[GIVEN PROBLEM] Go through the listing and set it down exactly, leaving out its pictures.

── DATASET CONTENT

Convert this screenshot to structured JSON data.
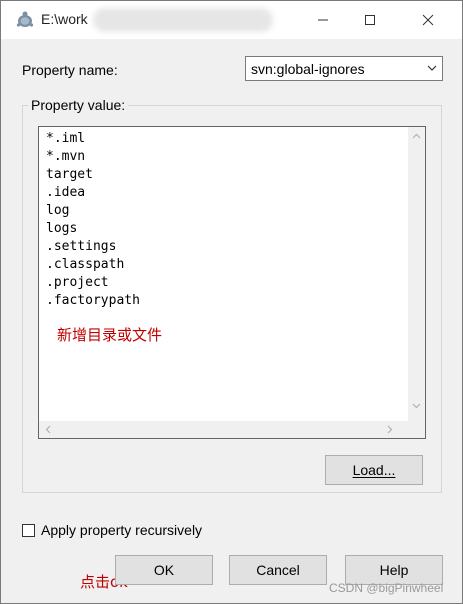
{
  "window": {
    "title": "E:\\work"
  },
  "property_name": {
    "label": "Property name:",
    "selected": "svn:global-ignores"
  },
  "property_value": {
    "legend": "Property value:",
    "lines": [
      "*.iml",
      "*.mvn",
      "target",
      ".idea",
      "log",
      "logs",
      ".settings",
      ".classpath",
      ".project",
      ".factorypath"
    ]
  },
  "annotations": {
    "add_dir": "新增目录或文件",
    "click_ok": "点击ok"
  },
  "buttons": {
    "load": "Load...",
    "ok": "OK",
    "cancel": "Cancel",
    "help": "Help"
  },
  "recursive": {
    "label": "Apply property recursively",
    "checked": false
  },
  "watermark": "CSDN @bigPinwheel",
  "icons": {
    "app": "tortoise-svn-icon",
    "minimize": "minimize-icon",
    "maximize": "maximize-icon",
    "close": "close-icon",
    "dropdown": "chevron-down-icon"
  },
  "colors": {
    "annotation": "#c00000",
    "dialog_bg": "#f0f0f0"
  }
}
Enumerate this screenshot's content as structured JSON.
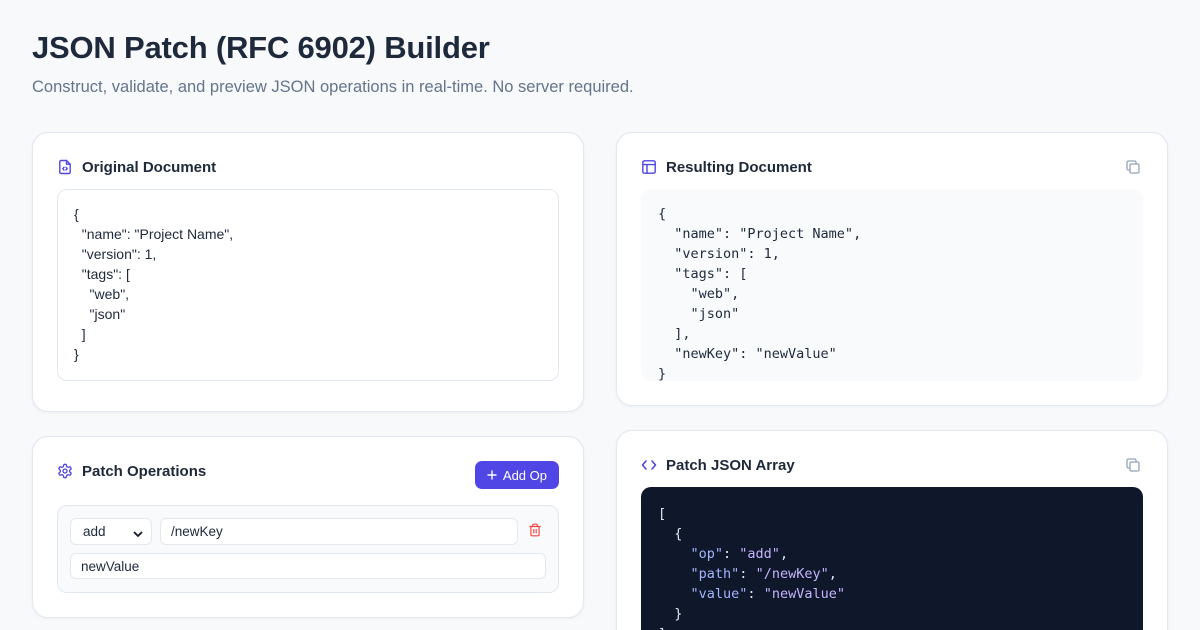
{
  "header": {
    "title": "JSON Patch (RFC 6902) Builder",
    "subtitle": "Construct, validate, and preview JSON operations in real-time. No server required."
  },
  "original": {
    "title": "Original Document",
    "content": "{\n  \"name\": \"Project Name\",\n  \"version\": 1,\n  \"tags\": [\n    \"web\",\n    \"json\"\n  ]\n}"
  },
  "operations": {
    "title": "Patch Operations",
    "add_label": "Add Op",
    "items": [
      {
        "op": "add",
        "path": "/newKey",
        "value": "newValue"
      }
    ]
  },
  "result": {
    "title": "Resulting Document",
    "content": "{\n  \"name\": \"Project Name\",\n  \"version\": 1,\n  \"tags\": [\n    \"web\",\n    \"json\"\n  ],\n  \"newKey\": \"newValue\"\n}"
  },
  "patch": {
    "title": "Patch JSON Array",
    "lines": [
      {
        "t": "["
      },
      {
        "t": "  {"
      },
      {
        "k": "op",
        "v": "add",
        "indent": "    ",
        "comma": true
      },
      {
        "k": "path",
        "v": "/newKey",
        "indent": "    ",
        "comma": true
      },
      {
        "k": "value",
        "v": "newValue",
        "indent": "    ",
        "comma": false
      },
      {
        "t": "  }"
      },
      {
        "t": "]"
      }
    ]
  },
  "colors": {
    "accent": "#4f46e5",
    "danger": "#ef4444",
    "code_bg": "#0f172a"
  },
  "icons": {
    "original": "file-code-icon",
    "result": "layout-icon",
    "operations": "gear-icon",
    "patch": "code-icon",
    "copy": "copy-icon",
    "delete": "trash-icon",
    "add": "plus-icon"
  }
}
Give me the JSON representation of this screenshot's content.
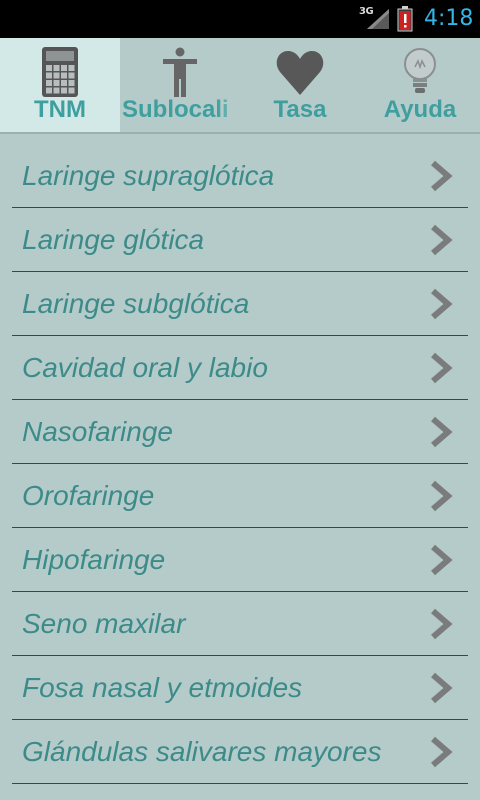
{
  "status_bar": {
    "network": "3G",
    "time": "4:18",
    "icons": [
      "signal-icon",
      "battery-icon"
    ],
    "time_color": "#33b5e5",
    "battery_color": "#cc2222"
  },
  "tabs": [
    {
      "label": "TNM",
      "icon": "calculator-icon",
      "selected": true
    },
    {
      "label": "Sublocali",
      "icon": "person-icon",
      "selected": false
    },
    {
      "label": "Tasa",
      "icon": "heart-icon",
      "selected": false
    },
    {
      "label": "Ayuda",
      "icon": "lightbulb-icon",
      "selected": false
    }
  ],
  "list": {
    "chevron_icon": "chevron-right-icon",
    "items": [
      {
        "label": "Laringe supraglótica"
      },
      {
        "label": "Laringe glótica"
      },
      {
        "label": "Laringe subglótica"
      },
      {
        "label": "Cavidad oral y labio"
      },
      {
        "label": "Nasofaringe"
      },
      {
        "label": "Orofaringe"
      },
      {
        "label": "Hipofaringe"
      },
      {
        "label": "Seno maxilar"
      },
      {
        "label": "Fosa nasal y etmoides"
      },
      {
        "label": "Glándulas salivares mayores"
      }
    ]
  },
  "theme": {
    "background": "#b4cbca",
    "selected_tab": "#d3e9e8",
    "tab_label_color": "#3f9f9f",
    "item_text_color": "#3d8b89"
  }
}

────

[WRITTEN SOLUTION]
Convert this screenshot to structured JSON data.
{
  "window": {
    "title": "E:\\work"
  },
  "property_name": {
    "label": "Property name:",
    "selected": "svn:global-ignores"
  },
  "property_value": {
    "legend": "Property value:",
    "lines": [
      "*.iml",
      "*.mvn",
      "target",
      ".idea",
      "log",
      "logs",
      ".settings",
      ".classpath",
      ".project",
      ".factorypath"
    ]
  },
  "annotations": {
    "add_dir": "新增目录或文件",
    "click_ok": "点击ok"
  },
  "buttons": {
    "load": "Load...",
    "ok": "OK",
    "cancel": "Cancel",
    "help": "Help"
  },
  "recursive": {
    "label": "Apply property recursively",
    "checked": false
  },
  "watermark": "CSDN @bigPinwheel",
  "icons": {
    "app": "tortoise-svn-icon",
    "minimize": "minimize-icon",
    "maximize": "maximize-icon",
    "close": "close-icon",
    "dropdown": "chevron-down-icon"
  },
  "colors": {
    "annotation": "#c00000",
    "dialog_bg": "#f0f0f0"
  }
}
Enumerate this screenshot's content as structured JSON.
{
  "header": {
    "title": "JSON Patch (RFC 6902) Builder",
    "subtitle": "Construct, validate, and preview JSON operations in real-time. No server required."
  },
  "original": {
    "title": "Original Document",
    "content": "{\n  \"name\": \"Project Name\",\n  \"version\": 1,\n  \"tags\": [\n    \"web\",\n    \"json\"\n  ]\n}"
  },
  "operations": {
    "title": "Patch Operations",
    "add_label": "Add Op",
    "items": [
      {
        "op": "add",
        "path": "/newKey",
        "value": "newValue"
      }
    ]
  },
  "result": {
    "title": "Resulting Document",
    "content": "{\n  \"name\": \"Project Name\",\n  \"version\": 1,\n  \"tags\": [\n    \"web\",\n    \"json\"\n  ],\n  \"newKey\": \"newValue\"\n}"
  },
  "patch": {
    "title": "Patch JSON Array",
    "lines": [
      {
        "t": "["
      },
      {
        "t": "  {"
      },
      {
        "k": "op",
        "v": "add",
        "indent": "    ",
        "comma": true
      },
      {
        "k": "path",
        "v": "/newKey",
        "indent": "    ",
        "comma": true
      },
      {
        "k": "value",
        "v": "newValue",
        "indent": "    ",
        "comma": false
      },
      {
        "t": "  }"
      },
      {
        "t": "]"
      }
    ]
  },
  "colors": {
    "accent": "#4f46e5",
    "danger": "#ef4444",
    "code_bg": "#0f172a"
  },
  "icons": {
    "original": "file-code-icon",
    "result": "layout-icon",
    "operations": "gear-icon",
    "patch": "code-icon",
    "copy": "copy-icon",
    "delete": "trash-icon",
    "add": "plus-icon"
  }
}
Give me the JSON representation of this screenshot's content.
{
  "status_bar": {
    "network": "3G",
    "time": "4:18",
    "icons": [
      "signal-icon",
      "battery-icon"
    ],
    "time_color": "#33b5e5",
    "battery_color": "#cc2222"
  },
  "tabs": [
    {
      "label": "TNM",
      "icon": "calculator-icon",
      "selected": true
    },
    {
      "label": "Sublocali",
      "icon": "person-icon",
      "selected": false
    },
    {
      "label": "Tasa",
      "icon": "heart-icon",
      "selected": false
    },
    {
      "label": "Ayuda",
      "icon": "lightbulb-icon",
      "selected": false
    }
  ],
  "list": {
    "chevron_icon": "chevron-right-icon",
    "items": [
      {
        "label": "Laringe supraglótica"
      },
      {
        "label": "Laringe glótica"
      },
      {
        "label": "Laringe subglótica"
      },
      {
        "label": "Cavidad oral y labio"
      },
      {
        "label": "Nasofaringe"
      },
      {
        "label": "Orofaringe"
      },
      {
        "label": "Hipofaringe"
      },
      {
        "label": "Seno maxilar"
      },
      {
        "label": "Fosa nasal y etmoides"
      },
      {
        "label": "Glándulas salivares mayores"
      }
    ]
  },
  "theme": {
    "background": "#b4cbca",
    "selected_tab": "#d3e9e8",
    "tab_label_color": "#3f9f9f",
    "item_text_color": "#3d8b89"
  }
}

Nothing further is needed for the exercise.